**Prompt:** Your task is to extract every line from the material below exactly.

**Saved entries:**
** Start **
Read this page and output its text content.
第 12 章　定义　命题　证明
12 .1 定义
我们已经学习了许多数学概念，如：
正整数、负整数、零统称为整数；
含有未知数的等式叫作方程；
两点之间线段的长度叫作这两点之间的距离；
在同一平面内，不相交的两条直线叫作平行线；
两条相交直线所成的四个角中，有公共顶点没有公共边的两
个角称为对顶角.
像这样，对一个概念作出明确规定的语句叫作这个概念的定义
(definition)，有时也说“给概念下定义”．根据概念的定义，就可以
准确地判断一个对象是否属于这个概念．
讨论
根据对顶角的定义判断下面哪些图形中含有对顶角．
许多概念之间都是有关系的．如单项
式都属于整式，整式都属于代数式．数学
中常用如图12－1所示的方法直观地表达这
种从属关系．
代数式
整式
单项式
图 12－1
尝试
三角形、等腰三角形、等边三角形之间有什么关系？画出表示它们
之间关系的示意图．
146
** End **
**Expected answer:**
Read this page and output its text content.
第 12 章　定义　命题　证明
12 .1 定义
我们已经学习了许多数学概念，如：
正整数、负整数、零统称为整数；
含有未知数的等式叫作方程；
两点之间线段的长度叫作这两点之间的距离；
在同一平面内，不相交的两条直线叫作平行线；
两条相交直线所成的四个角中，有公共顶点没有公共边的两
个角称为对顶角.
像这样，对一个概念作出明确规定的语句叫作这个概念的定义
(definition)，有时也说“给概念下定义”．根据概念的定义，就可以
准确地判断一个对象是否属于这个概念．
讨论
根据对顶角的定义判断下面哪些图形中含有对顶角．
许多概念之间都是有关系的．如单项
式都属于整式，整式都属于代数式．数学
中常用如图12－1所示的方法直观地表达这
种从属关系．
代数式
整式
单项式
图 12－1
尝试
三角形、等腰三角形、等边三角形之间有什么关系？画出表示它们
之间关系的示意图．
146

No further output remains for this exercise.